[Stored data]
** BEGIN **

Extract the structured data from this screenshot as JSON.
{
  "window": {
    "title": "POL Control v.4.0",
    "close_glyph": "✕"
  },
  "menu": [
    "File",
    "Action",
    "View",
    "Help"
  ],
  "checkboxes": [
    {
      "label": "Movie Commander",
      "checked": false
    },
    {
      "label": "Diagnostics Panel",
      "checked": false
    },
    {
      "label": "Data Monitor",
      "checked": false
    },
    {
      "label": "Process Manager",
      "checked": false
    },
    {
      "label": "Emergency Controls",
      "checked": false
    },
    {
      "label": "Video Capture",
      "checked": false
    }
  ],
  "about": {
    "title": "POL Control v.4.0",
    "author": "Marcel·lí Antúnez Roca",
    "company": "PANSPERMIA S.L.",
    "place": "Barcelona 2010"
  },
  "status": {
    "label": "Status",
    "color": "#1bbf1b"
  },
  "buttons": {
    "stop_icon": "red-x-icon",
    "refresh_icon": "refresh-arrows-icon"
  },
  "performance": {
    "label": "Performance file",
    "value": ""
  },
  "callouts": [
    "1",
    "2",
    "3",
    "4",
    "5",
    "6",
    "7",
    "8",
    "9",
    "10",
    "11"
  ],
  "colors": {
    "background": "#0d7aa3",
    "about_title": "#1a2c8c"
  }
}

** END **

▶ Instructions for the task: Copy out each record from above, exactly.

▶ Answer:
Extract the structured data from this screenshot as JSON.
{
  "window": {
    "title": "POL Control v.4.0",
    "close_glyph": "✕"
  },
  "menu": [
    "File",
    "Action",
    "View",
    "Help"
  ],
  "checkboxes": [
    {
      "label": "Movie Commander",
      "checked": false
    },
    {
      "label": "Diagnostics Panel",
      "checked": false
    },
    {
      "label": "Data Monitor",
      "checked": false
    },
    {
      "label": "Process Manager",
      "checked": false
    },
    {
      "label": "Emergency Controls",
      "checked": false
    },
    {
      "label": "Video Capture",
      "checked": false
    }
  ],
  "about": {
    "title": "POL Control v.4.0",
    "author": "Marcel·lí Antúnez Roca",
    "company": "PANSPERMIA S.L.",
    "place": "Barcelona 2010"
  },
  "status": {
    "label": "Status",
    "color": "#1bbf1b"
  },
  "buttons": {
    "stop_icon": "red-x-icon",
    "refresh_icon": "refresh-arrows-icon"
  },
  "performance": {
    "label": "Performance file",
    "value": ""
  },
  "callouts": [
    "1",
    "2",
    "3",
    "4",
    "5",
    "6",
    "7",
    "8",
    "9",
    "10",
    "11"
  ],
  "colors": {
    "background": "#0d7aa3",
    "about_title": "#1a2c8c"
  }
}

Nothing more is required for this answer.